[Records contained in a dataset]
◇ ◇ ◇ ◇

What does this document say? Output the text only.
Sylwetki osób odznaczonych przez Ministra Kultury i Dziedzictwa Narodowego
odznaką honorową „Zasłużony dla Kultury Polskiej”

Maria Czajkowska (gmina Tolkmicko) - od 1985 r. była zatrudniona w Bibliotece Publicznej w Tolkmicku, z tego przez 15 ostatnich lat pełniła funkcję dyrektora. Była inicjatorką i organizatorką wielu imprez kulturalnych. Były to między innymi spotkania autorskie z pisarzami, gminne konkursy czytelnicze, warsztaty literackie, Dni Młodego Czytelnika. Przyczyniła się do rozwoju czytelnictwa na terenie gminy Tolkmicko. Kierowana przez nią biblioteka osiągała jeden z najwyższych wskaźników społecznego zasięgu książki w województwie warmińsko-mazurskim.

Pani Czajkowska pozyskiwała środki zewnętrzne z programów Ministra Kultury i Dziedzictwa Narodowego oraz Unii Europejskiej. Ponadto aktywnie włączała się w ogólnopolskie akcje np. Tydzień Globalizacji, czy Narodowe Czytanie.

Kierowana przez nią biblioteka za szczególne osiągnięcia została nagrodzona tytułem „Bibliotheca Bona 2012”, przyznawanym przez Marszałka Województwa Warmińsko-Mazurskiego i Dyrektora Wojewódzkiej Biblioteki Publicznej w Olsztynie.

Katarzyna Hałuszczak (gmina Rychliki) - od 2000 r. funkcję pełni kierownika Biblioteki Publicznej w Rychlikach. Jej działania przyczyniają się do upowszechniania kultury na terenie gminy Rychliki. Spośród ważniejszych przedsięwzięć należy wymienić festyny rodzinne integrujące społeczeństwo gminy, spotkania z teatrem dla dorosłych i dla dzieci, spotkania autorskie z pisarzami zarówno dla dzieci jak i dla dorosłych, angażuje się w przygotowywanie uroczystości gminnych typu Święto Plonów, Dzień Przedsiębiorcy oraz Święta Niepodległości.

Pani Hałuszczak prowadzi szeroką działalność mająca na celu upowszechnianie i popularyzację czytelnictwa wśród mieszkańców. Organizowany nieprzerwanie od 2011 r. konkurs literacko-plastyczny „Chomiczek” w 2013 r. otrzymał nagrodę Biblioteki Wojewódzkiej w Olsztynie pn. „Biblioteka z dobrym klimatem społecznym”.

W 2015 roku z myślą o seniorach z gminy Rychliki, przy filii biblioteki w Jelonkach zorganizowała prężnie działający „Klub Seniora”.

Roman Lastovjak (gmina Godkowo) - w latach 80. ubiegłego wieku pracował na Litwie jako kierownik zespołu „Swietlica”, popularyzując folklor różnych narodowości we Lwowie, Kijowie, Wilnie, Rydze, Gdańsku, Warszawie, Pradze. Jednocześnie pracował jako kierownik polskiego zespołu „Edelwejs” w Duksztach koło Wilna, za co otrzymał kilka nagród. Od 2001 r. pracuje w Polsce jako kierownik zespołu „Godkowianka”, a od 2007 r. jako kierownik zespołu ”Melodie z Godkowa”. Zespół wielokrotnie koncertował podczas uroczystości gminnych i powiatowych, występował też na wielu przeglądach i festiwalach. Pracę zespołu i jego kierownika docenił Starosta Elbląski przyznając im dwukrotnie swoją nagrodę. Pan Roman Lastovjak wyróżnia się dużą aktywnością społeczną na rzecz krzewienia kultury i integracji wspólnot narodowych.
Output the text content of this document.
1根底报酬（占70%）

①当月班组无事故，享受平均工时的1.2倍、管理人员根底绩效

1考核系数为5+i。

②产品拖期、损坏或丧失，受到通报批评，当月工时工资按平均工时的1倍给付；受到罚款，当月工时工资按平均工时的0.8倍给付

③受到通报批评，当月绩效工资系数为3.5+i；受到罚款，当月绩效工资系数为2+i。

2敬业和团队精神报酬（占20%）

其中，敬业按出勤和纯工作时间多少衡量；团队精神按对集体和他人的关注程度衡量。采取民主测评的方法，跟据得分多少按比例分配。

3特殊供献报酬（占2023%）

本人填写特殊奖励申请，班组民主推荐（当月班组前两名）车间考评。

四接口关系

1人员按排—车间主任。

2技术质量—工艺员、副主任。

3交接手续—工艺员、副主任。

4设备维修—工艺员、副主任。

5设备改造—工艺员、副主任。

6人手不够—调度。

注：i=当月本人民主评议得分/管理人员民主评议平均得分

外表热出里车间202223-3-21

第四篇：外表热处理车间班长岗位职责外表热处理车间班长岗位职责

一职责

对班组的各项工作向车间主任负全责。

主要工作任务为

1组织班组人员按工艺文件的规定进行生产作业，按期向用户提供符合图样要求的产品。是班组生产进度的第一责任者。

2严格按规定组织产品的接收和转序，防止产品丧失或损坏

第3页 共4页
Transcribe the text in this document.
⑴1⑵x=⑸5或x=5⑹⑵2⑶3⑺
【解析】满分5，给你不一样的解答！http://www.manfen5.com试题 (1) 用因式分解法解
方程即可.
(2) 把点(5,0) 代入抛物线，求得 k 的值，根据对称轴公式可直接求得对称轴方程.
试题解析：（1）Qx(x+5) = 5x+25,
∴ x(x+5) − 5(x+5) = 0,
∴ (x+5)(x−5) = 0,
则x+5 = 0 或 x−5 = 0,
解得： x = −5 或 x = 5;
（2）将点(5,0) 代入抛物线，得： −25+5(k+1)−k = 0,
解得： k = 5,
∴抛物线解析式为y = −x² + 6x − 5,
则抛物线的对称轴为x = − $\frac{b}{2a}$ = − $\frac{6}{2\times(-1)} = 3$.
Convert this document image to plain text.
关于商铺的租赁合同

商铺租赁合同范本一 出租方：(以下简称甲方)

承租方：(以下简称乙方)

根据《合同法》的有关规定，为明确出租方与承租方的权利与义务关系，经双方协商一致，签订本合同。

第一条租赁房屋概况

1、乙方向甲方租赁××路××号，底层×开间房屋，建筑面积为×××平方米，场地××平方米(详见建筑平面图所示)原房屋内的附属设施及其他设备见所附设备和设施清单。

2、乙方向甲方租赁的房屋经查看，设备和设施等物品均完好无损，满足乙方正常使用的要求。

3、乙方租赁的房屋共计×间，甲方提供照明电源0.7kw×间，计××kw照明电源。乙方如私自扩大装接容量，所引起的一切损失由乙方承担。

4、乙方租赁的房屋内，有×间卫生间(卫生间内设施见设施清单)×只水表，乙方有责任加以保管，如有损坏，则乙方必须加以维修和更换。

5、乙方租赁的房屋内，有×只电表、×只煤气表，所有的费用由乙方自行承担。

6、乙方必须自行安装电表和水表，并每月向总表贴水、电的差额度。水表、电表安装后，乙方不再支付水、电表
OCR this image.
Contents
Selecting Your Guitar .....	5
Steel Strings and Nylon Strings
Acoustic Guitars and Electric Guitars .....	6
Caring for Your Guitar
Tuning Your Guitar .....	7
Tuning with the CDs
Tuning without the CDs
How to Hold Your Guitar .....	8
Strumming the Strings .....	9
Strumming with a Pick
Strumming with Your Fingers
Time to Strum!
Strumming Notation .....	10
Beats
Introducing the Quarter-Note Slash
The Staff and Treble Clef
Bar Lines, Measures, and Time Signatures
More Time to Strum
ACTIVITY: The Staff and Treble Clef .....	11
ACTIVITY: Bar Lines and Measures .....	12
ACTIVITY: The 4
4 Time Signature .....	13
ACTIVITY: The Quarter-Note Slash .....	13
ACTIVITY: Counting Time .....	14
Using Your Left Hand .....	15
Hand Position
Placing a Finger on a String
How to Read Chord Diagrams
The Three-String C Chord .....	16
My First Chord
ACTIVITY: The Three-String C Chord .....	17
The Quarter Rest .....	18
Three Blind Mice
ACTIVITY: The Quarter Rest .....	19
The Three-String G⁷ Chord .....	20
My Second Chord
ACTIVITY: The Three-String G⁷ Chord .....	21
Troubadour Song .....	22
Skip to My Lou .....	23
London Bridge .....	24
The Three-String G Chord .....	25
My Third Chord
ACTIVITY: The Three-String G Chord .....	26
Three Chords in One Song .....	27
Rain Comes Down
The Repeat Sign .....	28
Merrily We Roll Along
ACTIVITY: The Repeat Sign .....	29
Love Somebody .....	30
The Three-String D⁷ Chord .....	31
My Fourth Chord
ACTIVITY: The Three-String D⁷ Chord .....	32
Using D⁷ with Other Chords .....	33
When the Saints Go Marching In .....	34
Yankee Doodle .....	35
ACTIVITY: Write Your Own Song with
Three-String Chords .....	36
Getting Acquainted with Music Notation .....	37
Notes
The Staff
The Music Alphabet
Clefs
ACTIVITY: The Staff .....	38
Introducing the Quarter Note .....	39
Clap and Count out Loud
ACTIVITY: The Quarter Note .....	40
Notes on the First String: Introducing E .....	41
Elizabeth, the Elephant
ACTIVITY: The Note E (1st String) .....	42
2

◇ ◇ ◇ ◇

* WHAT THE TASK ASKS *
Which lines hold the word "Repeat"? Copy all of them.

* OUTPUT BELOW *
The Repeat Sign .....	28
ACTIVITY: The Repeat Sign .....	29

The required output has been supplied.